** begin GIVEN RECORDS **

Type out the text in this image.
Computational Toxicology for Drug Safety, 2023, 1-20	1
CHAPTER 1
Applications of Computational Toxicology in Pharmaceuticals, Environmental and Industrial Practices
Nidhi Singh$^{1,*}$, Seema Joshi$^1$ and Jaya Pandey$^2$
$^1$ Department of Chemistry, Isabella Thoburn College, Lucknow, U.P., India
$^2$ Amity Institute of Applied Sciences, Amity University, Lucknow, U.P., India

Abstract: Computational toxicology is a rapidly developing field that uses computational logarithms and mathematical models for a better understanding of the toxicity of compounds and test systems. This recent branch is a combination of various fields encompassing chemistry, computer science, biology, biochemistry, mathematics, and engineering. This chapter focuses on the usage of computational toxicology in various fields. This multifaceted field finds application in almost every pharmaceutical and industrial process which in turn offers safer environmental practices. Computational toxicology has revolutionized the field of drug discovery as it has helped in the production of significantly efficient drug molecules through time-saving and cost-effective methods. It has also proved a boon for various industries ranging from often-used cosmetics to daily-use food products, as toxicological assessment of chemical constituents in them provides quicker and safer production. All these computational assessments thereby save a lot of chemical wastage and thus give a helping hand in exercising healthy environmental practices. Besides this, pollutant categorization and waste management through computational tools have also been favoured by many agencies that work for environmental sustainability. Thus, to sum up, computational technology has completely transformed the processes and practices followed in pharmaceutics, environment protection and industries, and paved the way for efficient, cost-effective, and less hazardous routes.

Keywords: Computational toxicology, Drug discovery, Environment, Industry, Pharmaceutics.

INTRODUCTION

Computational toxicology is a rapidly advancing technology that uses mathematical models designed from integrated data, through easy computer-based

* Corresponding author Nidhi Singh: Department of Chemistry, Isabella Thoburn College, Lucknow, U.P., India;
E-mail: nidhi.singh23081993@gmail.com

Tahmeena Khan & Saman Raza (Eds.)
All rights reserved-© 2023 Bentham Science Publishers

** end GIVEN RECORDS **

* **WHAT IS BEING ASKED**
Look over the listing above. Pick out and copy every line that includes "Isabella".

* **ANSWER FOR THIS EXERCISE**
$^1$ Department of Chemistry, Isabella Thoburn College, Lucknow, U.P., India
* Corresponding author Nidhi Singh: Department of Chemistry, Isabella Thoburn College, Lucknow, U.P., India;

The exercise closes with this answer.